━━ EXERCISE INPUTS

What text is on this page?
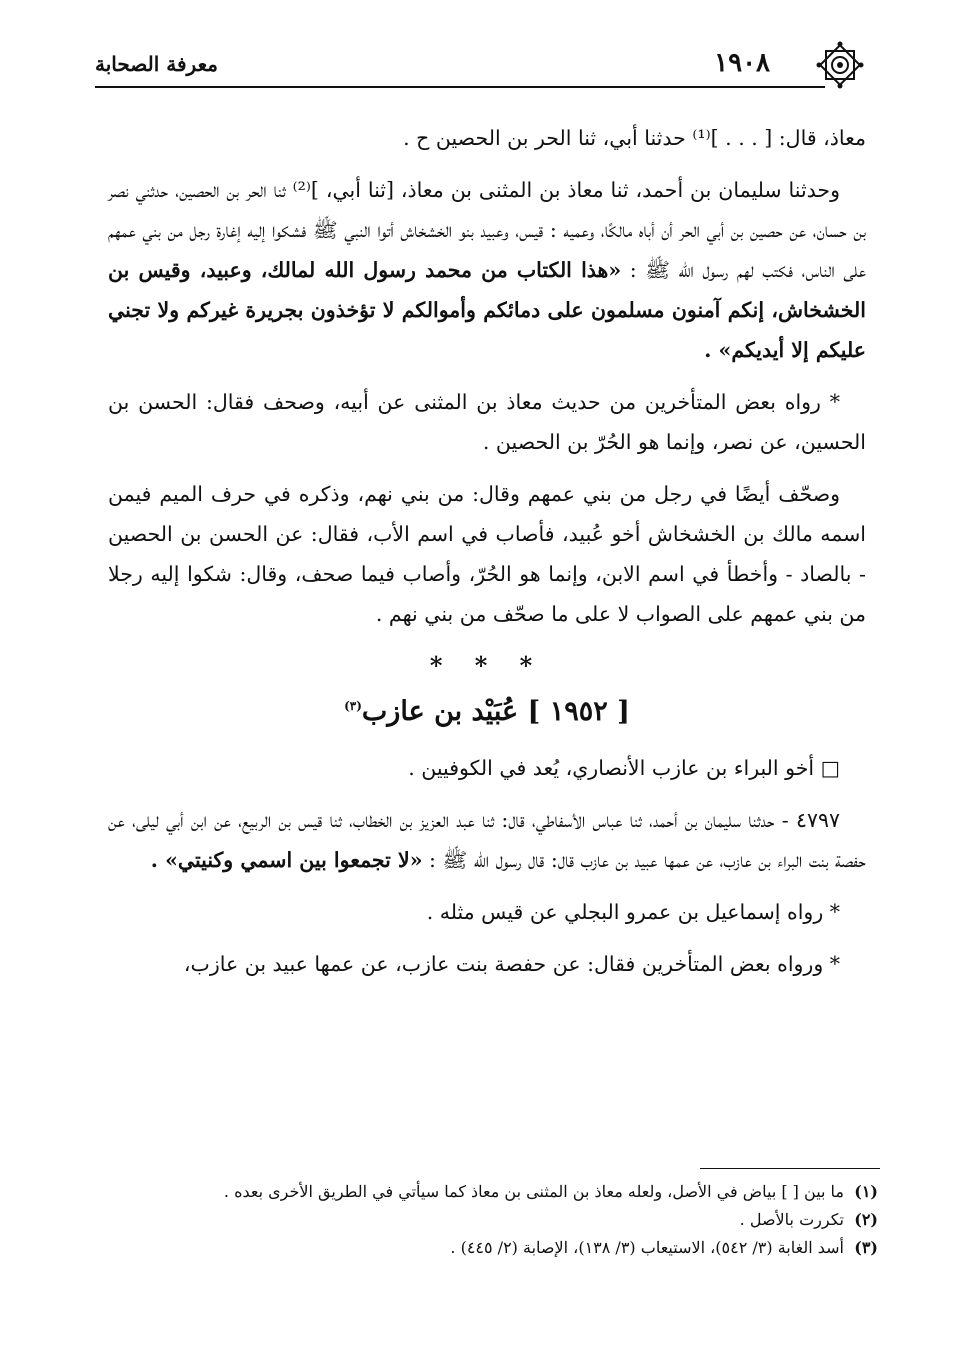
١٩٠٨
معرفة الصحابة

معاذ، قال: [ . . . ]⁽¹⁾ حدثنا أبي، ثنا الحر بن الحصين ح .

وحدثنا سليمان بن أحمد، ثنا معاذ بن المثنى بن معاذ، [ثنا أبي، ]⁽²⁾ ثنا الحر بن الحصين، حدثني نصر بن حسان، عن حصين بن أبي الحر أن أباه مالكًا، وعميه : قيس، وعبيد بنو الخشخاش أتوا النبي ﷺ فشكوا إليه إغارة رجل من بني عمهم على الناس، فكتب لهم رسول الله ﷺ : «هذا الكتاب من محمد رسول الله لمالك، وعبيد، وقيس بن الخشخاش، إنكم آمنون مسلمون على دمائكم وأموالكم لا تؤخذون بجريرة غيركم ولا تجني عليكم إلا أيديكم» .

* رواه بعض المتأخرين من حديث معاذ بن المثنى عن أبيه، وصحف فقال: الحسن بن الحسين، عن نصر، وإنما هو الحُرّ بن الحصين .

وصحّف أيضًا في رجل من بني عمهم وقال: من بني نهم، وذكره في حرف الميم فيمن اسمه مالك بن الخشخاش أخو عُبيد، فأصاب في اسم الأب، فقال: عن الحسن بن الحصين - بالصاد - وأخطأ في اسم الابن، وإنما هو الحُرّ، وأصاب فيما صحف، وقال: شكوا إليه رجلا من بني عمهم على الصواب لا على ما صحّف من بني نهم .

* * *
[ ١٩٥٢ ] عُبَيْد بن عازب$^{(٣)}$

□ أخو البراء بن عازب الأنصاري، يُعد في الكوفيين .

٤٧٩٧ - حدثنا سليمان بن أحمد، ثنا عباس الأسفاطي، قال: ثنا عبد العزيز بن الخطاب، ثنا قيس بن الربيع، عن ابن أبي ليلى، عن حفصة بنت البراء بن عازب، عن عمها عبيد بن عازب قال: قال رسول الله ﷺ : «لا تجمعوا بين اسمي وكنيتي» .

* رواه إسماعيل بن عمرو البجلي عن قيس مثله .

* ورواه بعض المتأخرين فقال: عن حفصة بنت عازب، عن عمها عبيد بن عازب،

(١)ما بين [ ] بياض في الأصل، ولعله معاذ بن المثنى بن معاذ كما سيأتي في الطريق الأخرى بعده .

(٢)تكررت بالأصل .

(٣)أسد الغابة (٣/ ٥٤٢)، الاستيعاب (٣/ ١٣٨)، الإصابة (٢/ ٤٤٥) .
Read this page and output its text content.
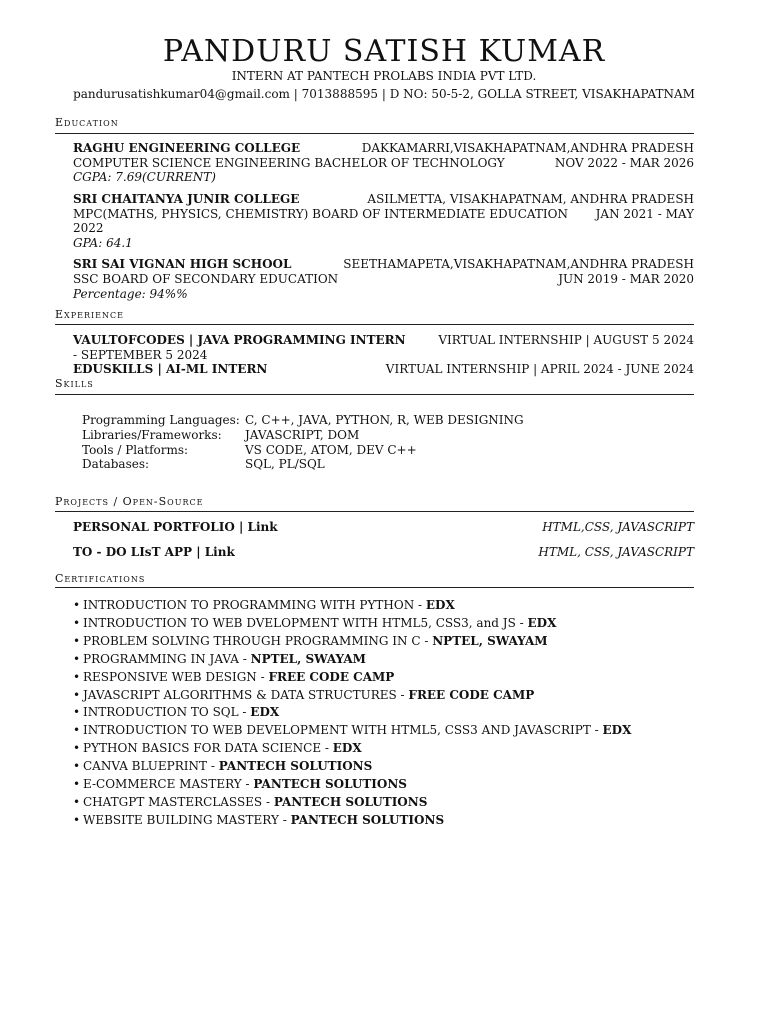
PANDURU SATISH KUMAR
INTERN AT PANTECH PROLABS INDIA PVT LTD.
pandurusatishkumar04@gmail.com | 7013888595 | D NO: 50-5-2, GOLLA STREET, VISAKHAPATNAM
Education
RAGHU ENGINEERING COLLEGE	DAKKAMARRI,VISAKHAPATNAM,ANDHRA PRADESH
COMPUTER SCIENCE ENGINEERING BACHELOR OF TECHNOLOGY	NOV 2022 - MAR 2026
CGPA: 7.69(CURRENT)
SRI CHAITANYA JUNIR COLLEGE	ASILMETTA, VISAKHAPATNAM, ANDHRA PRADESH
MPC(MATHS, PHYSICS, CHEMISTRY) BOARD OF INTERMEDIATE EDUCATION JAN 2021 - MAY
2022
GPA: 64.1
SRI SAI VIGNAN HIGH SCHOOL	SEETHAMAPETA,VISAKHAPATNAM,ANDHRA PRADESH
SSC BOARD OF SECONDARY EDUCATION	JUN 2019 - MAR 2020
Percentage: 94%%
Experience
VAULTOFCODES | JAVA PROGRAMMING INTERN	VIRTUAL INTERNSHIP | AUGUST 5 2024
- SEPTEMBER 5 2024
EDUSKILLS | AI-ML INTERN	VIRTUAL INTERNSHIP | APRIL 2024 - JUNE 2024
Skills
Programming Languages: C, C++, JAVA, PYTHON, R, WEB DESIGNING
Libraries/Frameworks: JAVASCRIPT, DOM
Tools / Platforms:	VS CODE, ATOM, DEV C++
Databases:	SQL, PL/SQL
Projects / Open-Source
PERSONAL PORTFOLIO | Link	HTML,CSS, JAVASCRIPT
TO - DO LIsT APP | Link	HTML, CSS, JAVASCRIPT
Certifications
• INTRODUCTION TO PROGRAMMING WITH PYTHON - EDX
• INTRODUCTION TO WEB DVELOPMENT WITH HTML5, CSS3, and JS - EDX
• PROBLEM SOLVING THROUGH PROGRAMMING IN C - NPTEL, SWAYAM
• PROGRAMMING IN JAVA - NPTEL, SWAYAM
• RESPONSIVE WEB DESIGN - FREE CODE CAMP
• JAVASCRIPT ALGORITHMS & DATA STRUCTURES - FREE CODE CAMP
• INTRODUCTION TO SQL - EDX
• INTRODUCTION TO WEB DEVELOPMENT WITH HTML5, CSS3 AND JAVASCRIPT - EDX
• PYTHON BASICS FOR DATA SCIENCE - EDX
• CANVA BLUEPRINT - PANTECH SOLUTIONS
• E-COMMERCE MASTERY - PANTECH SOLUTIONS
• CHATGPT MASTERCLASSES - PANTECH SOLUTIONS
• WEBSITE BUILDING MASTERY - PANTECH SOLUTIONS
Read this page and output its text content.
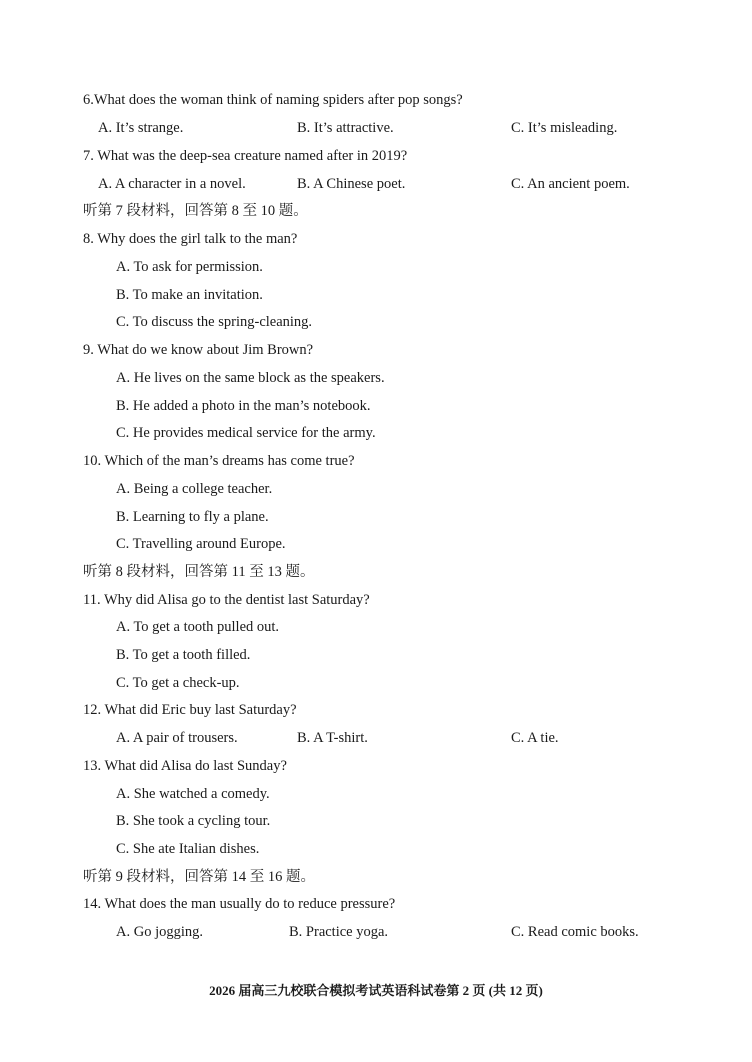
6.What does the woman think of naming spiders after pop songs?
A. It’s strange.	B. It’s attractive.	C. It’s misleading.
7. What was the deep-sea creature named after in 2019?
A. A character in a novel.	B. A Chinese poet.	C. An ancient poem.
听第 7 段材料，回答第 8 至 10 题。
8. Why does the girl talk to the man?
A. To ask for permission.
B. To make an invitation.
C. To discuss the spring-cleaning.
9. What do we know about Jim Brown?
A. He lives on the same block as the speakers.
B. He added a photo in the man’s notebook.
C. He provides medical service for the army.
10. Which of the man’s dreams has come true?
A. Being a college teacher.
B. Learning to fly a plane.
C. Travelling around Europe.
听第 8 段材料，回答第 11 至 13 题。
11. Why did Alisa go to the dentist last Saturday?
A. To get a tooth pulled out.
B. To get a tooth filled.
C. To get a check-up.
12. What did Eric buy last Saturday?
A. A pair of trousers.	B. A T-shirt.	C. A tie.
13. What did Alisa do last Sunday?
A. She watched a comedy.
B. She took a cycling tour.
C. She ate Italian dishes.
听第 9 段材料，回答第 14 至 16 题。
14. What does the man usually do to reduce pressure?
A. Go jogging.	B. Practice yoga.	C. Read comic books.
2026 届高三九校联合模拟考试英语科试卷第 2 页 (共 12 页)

━━━━

> **INSTRUCTIONS TO FOLLOW**: Search the data above for the string "CAMP" and return every line that has it.

> **REPLY TO THE TASK**:
• RESPONSIVE WEB DESIGN - FREE CODE CAMP
• JAVASCRIPT ALGORITHMS & DATA STRUCTURES - FREE CODE CAMP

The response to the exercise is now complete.